[Rows from a figure dataset]
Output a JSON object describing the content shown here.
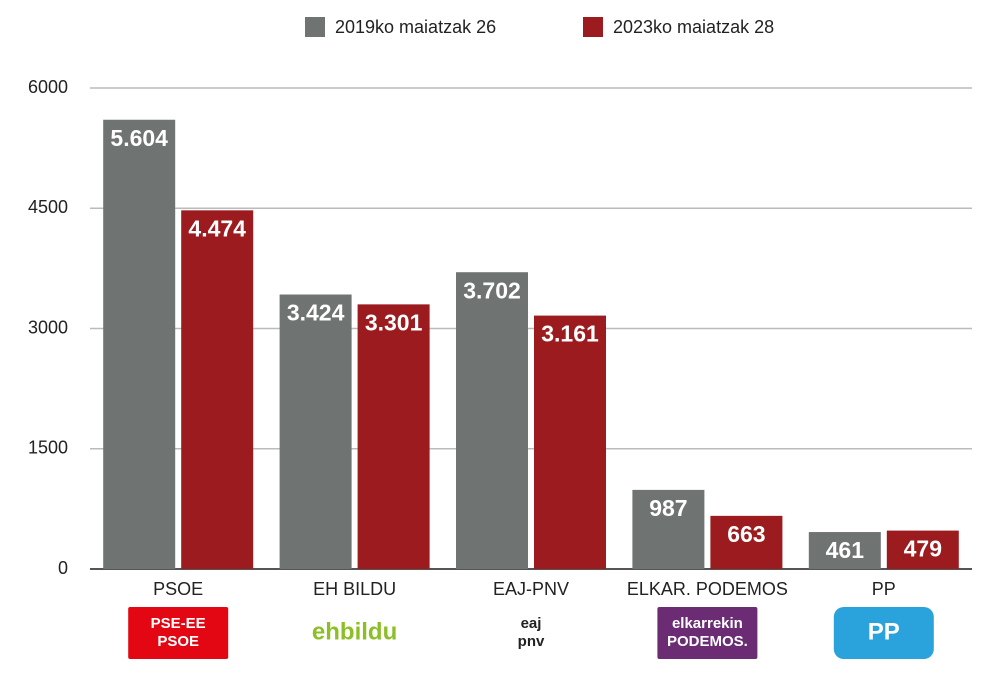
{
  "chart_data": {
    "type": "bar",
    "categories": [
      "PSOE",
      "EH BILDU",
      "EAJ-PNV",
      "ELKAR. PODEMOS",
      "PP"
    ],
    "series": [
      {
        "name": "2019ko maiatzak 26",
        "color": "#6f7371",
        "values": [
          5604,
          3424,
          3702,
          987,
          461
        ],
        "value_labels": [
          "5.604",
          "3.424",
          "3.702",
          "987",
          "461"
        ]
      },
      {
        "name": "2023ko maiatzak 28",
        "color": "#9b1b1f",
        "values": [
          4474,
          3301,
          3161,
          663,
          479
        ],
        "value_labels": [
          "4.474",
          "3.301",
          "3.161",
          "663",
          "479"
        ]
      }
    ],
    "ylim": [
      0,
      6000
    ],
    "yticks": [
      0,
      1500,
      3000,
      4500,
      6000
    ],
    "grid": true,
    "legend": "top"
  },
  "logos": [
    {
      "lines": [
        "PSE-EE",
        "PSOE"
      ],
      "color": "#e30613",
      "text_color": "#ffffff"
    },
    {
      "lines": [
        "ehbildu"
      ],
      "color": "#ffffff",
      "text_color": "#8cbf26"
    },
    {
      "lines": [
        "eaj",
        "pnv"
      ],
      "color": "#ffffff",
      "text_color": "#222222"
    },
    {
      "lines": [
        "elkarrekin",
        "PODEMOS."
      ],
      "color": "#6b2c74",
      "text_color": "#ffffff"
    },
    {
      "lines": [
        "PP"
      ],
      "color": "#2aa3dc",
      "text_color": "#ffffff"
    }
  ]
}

» **Problem statement**: Without including any picture, repeat the data exactly.

» **Solution for this task**:
Output a JSON object describing the content shown here.
{
  "chart_data": {
    "type": "bar",
    "categories": [
      "PSOE",
      "EH BILDU",
      "EAJ-PNV",
      "ELKAR. PODEMOS",
      "PP"
    ],
    "series": [
      {
        "name": "2019ko maiatzak 26",
        "color": "#6f7371",
        "values": [
          5604,
          3424,
          3702,
          987,
          461
        ],
        "value_labels": [
          "5.604",
          "3.424",
          "3.702",
          "987",
          "461"
        ]
      },
      {
        "name": "2023ko maiatzak 28",
        "color": "#9b1b1f",
        "values": [
          4474,
          3301,
          3161,
          663,
          479
        ],
        "value_labels": [
          "4.474",
          "3.301",
          "3.161",
          "663",
          "479"
        ]
      }
    ],
    "ylim": [
      0,
      6000
    ],
    "yticks": [
      0,
      1500,
      3000,
      4500,
      6000
    ],
    "grid": true,
    "legend": "top"
  },
  "logos": [
    {
      "lines": [
        "PSE-EE",
        "PSOE"
      ],
      "color": "#e30613",
      "text_color": "#ffffff"
    },
    {
      "lines": [
        "ehbildu"
      ],
      "color": "#ffffff",
      "text_color": "#8cbf26"
    },
    {
      "lines": [
        "eaj",
        "pnv"
      ],
      "color": "#ffffff",
      "text_color": "#222222"
    },
    {
      "lines": [
        "elkarrekin",
        "PODEMOS."
      ],
      "color": "#6b2c74",
      "text_color": "#ffffff"
    },
    {
      "lines": [
        "PP"
      ],
      "color": "#2aa3dc",
      "text_color": "#ffffff"
    }
  ]
}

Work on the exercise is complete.